■ Document passage:
Columns 2008

The rich are so different

Here’s how it works in my world. If I want renovations done on my home, I call a contractor. I tell him exactly what I want. He provides an estimate. I gulp and realize once again that my wallet and dreams live in two different zip codes. I reassess my wants. He renegotiates his costs. I give him a down payment. He starts work. He bills me periodically throughout the job. I pay the bills. When it’s done, we shake hands…assuming we are still talking to each other at that point, which is usually six months later than estimated…and go our separate ways.

This is apparently how it’s done if you are a powerful politician. Your house gets renovated. No estimate is given. You don’t really have to pay at any specific time. In fact, you actually have to OFFER to pay your contractor because he’s just not all that sure that he shouldn’t be paying you for the privilege of working on your house. He’s so privileged to be doing this that a year later he goes back and adds a deck, much to your complete surprise.

Here’s another way it works in my world. If I need money, I get in my car, go to the ATM, pray to god I have enough cash to make a withdrawal, punch in my code and hold my breath until the money comes out. Despite being one darn important person in the lives of my birds and dogs, I am forced to do these menial tasks myself. In fact, I even have to walk my own dogs and pick up their leavings all by myself.

■ Entries:
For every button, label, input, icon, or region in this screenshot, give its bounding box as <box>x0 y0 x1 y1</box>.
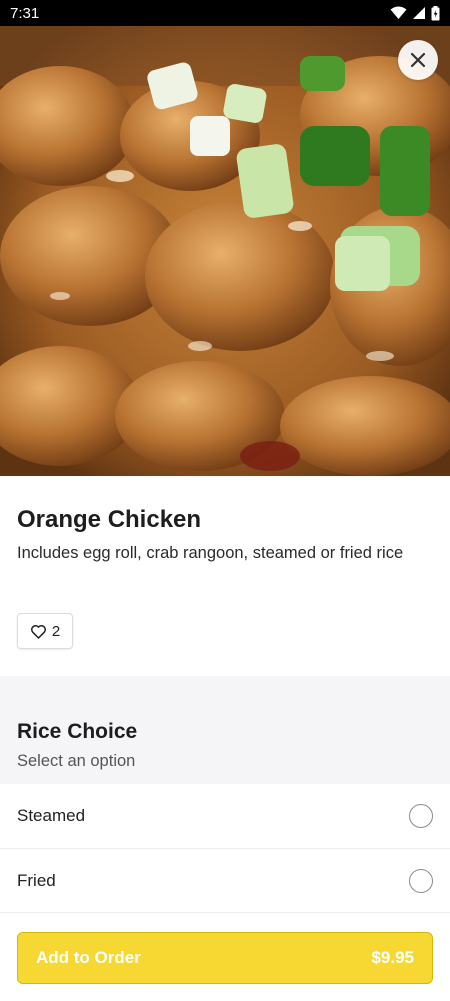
item-info: Orange Chicken Includes egg roll, crab r… <box>0 476 450 676</box>
radio-button[interactable] <box>409 868 433 893</box>
like-count: 2 <box>51 622 61 640</box>
status-bar: 7:31 <box>0 0 450 26</box>
orange-chicken-illustration <box>0 26 450 476</box>
radio-button[interactable] <box>409 804 433 828</box>
heart-icon <box>30 624 46 639</box>
item-title: Orange Chicken <box>17 506 202 533</box>
option-steamed[interactable]: Steamed <box>0 784 450 848</box>
signal-icon <box>413 7 425 19</box>
status-time: 7:31 <box>10 4 40 22</box>
option-label: Steamed <box>17 806 86 825</box>
item-description: Includes egg roll, crab rangoon, steamed… <box>17 544 404 562</box>
option-group-title: Rice Choice <box>17 720 138 743</box>
option-group-subtitle: Select an option <box>17 752 136 770</box>
option-fried[interactable]: Fried <box>0 848 450 912</box>
add-to-order-button[interactable]: Add to Order $9.95 <box>17 932 433 984</box>
wifi-icon <box>390 6 407 19</box>
close-button[interactable] <box>398 40 438 80</box>
status-icons <box>390 5 440 21</box>
add-to-order-label: Add to Order <box>36 948 141 967</box>
option-label: Fried <box>17 870 56 890</box>
order-footer: Add to Order $9.95 <box>0 912 450 1001</box>
food-photo <box>0 26 450 476</box>
option-list: Steamed Fried <box>0 784 450 912</box>
battery-icon <box>431 5 440 20</box>
like-button[interactable]: 2 <box>17 613 73 649</box>
close-icon <box>410 52 426 68</box>
order-price: $9.95 <box>371 948 414 967</box>
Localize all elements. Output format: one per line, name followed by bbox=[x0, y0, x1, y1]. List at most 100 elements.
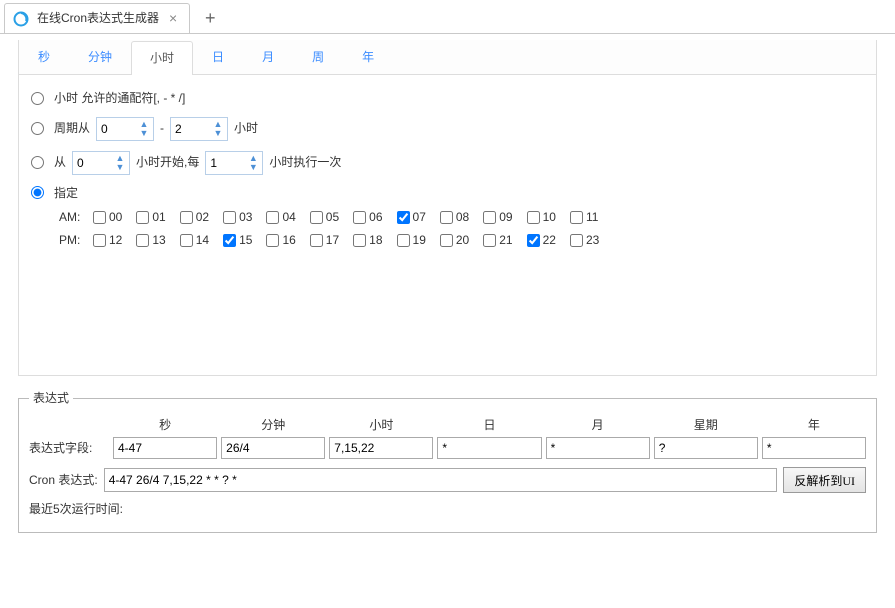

■ Goal: In the column about how the rich are different, what steps does the writer list for getting money when it's needed?

■ Solution to the exercise:
- Get in the car
- Go to the ATM
- Pray there is enough cash to make a withdrawal
- Punch in the code
- Hold one's breath until the money comes out